**The input**
^^^^^^^^^^^^^^^^
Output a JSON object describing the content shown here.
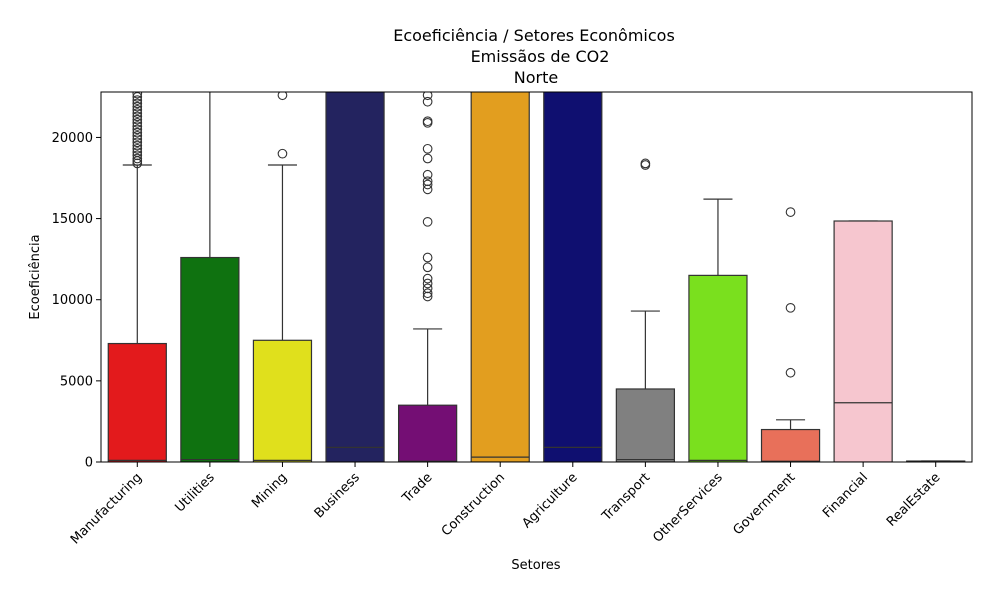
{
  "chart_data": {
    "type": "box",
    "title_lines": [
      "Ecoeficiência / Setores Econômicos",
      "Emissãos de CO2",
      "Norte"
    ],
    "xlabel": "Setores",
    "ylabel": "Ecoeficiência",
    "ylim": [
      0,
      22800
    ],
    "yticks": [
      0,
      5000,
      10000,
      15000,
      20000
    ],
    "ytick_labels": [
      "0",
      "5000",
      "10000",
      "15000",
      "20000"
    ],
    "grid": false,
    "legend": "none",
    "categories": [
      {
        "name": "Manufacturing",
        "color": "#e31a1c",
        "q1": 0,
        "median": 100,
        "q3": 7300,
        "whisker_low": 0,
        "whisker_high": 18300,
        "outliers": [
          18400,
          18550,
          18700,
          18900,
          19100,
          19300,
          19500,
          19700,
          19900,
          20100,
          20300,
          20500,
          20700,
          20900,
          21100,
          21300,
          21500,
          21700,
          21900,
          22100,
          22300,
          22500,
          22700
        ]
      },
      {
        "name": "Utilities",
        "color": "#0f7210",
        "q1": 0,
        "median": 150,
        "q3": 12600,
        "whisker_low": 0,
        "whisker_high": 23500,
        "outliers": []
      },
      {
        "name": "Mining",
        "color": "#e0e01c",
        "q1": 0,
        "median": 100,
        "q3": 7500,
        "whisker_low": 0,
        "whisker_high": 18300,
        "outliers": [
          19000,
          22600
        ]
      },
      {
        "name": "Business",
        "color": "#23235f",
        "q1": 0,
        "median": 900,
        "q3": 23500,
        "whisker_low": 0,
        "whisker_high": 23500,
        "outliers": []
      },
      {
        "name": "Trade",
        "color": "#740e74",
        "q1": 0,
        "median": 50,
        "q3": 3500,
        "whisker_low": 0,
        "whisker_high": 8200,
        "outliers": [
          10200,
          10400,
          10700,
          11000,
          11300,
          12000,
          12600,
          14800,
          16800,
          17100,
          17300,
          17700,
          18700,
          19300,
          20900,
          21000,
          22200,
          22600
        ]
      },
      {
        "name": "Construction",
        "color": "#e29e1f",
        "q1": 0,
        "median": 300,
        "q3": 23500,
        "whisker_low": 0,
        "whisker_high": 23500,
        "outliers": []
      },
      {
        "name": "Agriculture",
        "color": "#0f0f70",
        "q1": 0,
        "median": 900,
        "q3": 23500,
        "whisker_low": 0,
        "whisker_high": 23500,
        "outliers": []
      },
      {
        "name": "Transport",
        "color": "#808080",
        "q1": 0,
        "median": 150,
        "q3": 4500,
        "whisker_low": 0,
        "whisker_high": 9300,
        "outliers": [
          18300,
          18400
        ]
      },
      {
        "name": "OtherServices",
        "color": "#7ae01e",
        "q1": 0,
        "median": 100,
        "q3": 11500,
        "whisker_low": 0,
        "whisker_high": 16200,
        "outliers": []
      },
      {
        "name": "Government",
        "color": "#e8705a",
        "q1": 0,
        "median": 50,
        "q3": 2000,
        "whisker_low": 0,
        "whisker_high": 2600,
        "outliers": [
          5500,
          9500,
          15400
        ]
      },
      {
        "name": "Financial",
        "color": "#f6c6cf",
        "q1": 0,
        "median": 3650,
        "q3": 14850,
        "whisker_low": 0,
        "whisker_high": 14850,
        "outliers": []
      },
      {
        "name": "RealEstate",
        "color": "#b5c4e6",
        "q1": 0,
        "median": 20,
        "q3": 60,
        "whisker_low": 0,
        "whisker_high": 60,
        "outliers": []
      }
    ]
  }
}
^^^^^^^^^^^^^^^^
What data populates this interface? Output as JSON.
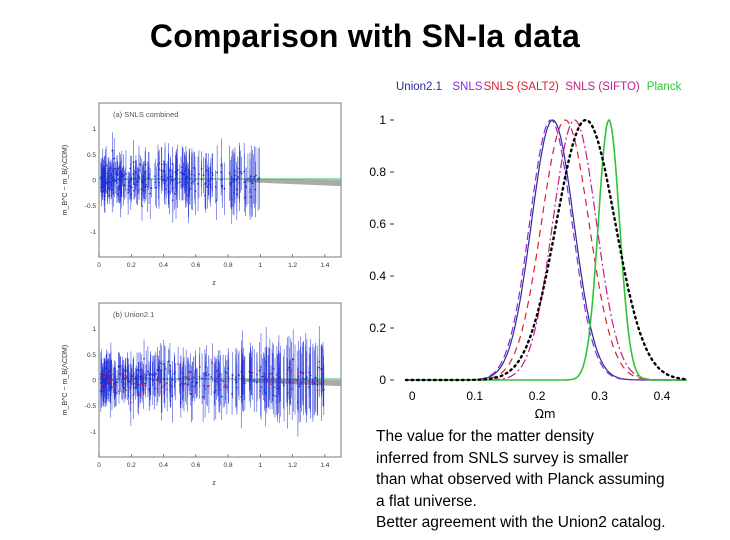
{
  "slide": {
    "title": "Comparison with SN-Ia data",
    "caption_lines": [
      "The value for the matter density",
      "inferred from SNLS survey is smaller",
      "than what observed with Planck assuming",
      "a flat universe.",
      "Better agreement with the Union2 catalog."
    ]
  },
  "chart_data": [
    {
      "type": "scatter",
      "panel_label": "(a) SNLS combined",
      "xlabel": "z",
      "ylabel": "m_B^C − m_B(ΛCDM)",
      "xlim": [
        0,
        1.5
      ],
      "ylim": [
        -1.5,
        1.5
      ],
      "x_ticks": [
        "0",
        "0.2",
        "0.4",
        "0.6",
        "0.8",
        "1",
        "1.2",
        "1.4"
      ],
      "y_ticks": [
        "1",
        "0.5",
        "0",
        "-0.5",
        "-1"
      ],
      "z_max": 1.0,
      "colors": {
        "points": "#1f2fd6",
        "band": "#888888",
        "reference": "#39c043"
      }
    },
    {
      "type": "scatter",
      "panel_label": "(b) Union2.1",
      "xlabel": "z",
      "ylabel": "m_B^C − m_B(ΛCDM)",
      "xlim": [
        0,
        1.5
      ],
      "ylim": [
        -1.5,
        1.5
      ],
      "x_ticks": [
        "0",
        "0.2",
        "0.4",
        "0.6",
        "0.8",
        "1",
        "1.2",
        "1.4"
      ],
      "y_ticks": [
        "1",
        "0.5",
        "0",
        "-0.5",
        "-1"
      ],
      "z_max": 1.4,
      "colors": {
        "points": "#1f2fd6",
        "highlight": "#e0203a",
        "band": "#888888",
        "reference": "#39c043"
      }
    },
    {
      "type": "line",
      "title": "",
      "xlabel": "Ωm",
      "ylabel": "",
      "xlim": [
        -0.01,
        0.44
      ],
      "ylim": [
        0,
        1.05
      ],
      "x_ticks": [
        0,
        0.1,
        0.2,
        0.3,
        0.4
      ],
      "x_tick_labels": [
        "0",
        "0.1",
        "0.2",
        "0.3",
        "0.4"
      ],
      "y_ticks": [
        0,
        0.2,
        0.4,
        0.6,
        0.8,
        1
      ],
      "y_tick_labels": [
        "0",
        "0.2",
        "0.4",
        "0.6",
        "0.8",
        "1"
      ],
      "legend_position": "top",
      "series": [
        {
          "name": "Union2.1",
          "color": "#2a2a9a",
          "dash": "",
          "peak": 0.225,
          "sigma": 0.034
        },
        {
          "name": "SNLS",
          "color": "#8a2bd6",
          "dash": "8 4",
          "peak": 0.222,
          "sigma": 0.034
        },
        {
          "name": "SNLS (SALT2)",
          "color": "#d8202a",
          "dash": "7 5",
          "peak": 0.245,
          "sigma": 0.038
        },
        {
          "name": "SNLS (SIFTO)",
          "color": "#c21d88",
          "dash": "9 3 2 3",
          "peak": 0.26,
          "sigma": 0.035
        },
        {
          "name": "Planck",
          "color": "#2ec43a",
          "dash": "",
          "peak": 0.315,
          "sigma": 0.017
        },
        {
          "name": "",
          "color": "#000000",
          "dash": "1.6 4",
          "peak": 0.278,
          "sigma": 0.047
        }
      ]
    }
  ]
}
^^^^^^^^^^^^^^^^
**Objective**
Filter the records for lines holding the string "dash". Copy each one.

**Solved exercise**
          "dash": "",
          "dash": "8 4",
          "dash": "7 5",
          "dash": "9 3 2 3",
          "dash": "",
          "dash": "1.6 4",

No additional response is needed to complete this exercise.